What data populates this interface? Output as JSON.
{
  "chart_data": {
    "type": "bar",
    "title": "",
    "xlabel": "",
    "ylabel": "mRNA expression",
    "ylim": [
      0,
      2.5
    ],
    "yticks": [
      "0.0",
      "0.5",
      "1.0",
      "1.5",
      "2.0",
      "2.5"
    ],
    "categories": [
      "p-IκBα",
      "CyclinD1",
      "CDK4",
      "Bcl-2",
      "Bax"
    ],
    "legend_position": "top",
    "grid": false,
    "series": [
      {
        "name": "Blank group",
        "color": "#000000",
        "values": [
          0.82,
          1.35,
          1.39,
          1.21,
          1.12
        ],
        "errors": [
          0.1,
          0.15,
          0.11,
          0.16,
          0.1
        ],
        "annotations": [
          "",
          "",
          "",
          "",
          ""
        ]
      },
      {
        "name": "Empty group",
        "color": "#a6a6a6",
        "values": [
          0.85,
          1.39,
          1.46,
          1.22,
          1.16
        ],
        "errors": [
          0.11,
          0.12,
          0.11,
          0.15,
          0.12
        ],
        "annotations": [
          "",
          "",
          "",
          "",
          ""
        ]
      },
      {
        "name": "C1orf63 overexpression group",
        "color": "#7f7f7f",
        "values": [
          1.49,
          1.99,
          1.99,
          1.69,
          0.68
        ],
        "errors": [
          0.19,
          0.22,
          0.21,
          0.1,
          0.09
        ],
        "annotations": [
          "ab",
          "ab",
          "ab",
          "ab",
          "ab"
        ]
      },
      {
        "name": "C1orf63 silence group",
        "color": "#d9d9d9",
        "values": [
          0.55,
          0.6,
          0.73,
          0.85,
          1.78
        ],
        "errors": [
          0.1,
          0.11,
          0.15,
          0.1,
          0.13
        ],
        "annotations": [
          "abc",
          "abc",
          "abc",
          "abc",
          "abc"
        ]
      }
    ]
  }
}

----

◆ Problem: The entire listing is to be printed once more, word for word.

◆ Output:
What data populates this interface? Output as JSON.
{
  "chart_data": {
    "type": "bar",
    "title": "",
    "xlabel": "",
    "ylabel": "mRNA expression",
    "ylim": [
      0,
      2.5
    ],
    "yticks": [
      "0.0",
      "0.5",
      "1.0",
      "1.5",
      "2.0",
      "2.5"
    ],
    "categories": [
      "p-IκBα",
      "CyclinD1",
      "CDK4",
      "Bcl-2",
      "Bax"
    ],
    "legend_position": "top",
    "grid": false,
    "series": [
      {
        "name": "Blank group",
        "color": "#000000",
        "values": [
          0.82,
          1.35,
          1.39,
          1.21,
          1.12
        ],
        "errors": [
          0.1,
          0.15,
          0.11,
          0.16,
          0.1
        ],
        "annotations": [
          "",
          "",
          "",
          "",
          ""
        ]
      },
      {
        "name": "Empty group",
        "color": "#a6a6a6",
        "values": [
          0.85,
          1.39,
          1.46,
          1.22,
          1.16
        ],
        "errors": [
          0.11,
          0.12,
          0.11,
          0.15,
          0.12
        ],
        "annotations": [
          "",
          "",
          "",
          "",
          ""
        ]
      },
      {
        "name": "C1orf63 overexpression group",
        "color": "#7f7f7f",
        "values": [
          1.49,
          1.99,
          1.99,
          1.69,
          0.68
        ],
        "errors": [
          0.19,
          0.22,
          0.21,
          0.1,
          0.09
        ],
        "annotations": [
          "ab",
          "ab",
          "ab",
          "ab",
          "ab"
        ]
      },
      {
        "name": "C1orf63 silence group",
        "color": "#d9d9d9",
        "values": [
          0.55,
          0.6,
          0.73,
          0.85,
          1.78
        ],
        "errors": [
          0.1,
          0.11,
          0.15,
          0.1,
          0.13
        ],
        "annotations": [
          "abc",
          "abc",
          "abc",
          "abc",
          "abc"
        ]
      }
    ]
  }
}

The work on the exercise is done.